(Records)
==================================================
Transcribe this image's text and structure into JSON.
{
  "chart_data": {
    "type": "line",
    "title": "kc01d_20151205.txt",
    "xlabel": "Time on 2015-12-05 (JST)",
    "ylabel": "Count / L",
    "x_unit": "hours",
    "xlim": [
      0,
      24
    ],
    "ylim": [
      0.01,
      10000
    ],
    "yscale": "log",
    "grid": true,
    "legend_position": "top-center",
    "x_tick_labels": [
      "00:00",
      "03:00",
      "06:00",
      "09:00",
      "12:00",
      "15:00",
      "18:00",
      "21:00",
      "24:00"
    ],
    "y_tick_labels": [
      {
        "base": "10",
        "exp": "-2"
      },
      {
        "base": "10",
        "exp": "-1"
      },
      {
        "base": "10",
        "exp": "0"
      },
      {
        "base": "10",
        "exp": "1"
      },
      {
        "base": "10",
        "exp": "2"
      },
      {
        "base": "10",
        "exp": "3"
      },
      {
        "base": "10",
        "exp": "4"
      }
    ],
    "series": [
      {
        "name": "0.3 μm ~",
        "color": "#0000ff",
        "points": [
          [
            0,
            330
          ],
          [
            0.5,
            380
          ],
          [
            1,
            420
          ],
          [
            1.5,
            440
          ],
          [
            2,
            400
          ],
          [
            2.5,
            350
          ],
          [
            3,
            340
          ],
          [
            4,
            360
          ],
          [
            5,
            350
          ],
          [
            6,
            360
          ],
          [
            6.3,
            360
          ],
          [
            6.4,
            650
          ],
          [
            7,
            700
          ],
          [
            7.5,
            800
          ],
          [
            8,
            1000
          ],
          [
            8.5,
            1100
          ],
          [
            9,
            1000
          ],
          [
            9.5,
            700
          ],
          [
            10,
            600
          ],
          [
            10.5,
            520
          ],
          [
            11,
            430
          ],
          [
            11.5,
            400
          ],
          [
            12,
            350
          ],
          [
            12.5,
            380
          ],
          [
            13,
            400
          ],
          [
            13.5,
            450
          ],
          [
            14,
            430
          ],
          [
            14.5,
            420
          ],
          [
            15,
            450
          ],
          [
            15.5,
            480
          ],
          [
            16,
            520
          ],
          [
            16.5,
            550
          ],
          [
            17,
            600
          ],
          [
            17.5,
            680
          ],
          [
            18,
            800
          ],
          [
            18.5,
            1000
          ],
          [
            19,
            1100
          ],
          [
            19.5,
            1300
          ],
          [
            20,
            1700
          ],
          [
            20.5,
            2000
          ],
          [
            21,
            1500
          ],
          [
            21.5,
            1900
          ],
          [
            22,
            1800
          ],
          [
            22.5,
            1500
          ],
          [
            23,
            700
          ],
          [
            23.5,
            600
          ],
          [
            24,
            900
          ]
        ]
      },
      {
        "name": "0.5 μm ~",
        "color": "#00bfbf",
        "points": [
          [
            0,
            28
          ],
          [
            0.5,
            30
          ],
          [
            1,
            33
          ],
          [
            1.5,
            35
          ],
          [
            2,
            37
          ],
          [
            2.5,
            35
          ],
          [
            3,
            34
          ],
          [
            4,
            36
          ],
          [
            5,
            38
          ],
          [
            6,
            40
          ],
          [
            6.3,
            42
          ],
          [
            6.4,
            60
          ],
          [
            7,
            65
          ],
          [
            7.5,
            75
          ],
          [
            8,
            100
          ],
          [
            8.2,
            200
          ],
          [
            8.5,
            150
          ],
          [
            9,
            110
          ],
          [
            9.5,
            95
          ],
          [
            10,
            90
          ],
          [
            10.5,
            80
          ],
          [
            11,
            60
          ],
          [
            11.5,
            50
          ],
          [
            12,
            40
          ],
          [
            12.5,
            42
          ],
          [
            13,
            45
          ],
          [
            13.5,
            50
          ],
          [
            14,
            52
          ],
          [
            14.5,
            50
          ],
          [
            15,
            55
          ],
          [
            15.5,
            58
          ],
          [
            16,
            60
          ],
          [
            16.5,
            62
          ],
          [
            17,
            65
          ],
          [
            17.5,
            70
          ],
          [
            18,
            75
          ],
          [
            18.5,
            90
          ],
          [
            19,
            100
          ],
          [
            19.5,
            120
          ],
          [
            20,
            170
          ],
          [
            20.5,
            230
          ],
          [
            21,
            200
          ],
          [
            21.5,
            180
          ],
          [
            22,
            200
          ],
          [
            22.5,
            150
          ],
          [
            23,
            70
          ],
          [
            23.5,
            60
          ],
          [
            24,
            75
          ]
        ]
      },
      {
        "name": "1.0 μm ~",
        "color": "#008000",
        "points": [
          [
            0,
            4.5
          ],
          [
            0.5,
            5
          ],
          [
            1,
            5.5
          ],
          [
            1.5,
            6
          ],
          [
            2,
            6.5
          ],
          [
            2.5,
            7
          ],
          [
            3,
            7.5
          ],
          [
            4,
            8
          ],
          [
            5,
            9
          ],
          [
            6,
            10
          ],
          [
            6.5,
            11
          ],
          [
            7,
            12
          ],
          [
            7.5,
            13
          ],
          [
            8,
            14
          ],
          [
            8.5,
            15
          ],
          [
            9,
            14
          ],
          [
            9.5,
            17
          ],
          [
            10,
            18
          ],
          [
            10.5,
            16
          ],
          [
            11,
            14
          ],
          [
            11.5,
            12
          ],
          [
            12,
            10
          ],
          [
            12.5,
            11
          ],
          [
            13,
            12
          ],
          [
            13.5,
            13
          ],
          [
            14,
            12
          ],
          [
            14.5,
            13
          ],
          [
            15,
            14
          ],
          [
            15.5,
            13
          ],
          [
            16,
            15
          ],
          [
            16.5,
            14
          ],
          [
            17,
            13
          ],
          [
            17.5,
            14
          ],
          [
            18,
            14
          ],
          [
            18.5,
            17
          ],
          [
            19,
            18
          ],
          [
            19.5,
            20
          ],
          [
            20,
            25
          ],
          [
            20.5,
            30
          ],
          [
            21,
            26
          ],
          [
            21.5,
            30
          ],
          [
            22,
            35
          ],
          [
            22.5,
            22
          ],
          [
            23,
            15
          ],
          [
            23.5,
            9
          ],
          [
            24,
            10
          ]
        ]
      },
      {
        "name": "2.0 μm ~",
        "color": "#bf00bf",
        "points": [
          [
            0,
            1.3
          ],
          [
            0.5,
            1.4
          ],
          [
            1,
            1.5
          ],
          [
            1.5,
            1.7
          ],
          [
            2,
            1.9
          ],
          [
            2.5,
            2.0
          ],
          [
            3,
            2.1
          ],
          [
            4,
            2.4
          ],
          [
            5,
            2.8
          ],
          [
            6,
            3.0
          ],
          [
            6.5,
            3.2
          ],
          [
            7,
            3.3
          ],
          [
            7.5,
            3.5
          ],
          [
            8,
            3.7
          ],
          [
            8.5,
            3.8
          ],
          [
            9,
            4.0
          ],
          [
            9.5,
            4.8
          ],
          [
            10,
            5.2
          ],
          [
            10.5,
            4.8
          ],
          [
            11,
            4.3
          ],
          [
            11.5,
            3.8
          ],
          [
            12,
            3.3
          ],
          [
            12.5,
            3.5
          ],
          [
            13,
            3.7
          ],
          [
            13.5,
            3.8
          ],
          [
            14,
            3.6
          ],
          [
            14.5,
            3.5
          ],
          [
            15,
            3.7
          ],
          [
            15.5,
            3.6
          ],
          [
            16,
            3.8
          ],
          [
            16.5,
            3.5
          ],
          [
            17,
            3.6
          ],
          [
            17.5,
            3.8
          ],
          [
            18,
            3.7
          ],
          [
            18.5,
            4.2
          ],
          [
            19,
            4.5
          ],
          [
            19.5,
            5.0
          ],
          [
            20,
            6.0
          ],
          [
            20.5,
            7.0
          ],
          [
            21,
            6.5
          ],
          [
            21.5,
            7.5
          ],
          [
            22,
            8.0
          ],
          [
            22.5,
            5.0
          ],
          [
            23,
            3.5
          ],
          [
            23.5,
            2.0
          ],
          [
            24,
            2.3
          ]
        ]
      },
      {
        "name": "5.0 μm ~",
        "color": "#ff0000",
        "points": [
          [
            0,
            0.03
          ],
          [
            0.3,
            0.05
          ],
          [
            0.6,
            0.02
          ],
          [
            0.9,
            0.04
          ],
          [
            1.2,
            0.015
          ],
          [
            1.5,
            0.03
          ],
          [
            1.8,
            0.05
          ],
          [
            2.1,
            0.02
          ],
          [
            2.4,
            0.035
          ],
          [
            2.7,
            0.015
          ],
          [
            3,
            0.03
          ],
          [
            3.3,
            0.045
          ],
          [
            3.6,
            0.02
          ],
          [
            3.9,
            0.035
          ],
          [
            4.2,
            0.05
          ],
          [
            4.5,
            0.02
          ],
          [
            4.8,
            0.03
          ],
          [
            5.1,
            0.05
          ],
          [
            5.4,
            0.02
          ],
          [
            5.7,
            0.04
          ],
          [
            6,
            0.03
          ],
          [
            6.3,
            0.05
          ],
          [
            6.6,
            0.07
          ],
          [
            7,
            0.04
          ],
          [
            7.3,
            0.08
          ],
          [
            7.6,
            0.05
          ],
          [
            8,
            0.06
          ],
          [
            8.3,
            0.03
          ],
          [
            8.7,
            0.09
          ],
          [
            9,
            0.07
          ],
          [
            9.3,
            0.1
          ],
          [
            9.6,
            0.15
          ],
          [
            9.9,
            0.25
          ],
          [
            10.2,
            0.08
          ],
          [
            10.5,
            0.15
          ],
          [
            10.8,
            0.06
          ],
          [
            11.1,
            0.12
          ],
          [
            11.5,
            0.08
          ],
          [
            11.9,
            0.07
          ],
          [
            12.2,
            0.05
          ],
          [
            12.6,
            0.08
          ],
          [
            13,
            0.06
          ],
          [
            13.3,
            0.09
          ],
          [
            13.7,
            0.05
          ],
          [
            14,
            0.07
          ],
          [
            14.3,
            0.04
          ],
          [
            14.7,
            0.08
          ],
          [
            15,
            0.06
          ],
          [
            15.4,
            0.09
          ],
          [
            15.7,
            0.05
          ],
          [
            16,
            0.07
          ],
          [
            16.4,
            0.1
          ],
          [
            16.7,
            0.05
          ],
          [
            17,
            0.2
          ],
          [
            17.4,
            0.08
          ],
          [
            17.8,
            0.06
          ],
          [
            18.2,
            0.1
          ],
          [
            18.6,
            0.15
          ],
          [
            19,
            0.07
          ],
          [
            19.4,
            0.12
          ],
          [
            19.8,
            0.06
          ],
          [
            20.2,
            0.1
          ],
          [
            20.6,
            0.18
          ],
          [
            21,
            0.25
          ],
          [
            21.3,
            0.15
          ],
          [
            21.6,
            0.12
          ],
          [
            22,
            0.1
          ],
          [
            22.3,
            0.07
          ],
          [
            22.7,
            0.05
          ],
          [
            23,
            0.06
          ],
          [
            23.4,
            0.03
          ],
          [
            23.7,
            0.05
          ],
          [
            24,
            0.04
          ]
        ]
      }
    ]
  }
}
==================================================
= Task objective =
The word "color" may appear on some lines. Report how many lines hold it, giving the number alone.

= Solution below =
5